Stored data
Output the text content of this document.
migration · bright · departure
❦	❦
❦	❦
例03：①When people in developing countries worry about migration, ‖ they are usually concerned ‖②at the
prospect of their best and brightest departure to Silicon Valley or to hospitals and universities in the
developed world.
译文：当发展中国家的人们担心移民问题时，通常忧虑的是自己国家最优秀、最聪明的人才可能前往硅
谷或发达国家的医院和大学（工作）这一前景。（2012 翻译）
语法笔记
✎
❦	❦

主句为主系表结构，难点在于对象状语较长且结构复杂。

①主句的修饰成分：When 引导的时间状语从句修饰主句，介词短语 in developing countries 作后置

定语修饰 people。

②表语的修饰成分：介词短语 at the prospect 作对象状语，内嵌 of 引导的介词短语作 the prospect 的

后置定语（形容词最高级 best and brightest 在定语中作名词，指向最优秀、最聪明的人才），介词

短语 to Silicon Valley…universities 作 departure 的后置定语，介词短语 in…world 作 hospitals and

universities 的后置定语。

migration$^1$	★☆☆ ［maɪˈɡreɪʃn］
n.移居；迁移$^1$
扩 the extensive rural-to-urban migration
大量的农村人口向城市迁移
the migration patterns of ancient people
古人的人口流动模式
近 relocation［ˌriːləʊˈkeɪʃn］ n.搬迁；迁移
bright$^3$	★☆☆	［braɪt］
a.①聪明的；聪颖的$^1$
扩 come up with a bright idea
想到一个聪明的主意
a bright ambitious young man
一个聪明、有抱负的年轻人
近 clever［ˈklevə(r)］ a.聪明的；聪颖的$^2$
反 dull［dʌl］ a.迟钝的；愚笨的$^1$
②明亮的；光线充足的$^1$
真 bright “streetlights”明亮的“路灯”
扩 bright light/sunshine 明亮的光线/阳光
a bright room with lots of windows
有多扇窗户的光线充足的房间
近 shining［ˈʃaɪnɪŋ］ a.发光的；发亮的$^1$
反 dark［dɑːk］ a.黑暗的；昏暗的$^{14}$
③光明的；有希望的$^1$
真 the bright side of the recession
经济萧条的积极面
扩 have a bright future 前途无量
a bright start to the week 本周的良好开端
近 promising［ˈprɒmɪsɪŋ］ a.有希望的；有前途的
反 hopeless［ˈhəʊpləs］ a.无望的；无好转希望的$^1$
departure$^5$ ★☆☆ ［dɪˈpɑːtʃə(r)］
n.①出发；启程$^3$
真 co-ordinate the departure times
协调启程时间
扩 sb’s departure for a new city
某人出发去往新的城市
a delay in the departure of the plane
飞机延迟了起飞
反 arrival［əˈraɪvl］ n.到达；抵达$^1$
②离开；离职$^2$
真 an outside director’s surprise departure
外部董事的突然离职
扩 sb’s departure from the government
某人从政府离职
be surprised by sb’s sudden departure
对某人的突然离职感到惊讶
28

(Your goal) Select the lines from the entries that include the word "brightest".

(Result of the exercise)
prospect of their best and brightest departure to Silicon Valley or to hospitals and universities in the
后置定语（形容词最高级 best and brightest 在定语中作名词，指向最优秀、最聪明的人才），介词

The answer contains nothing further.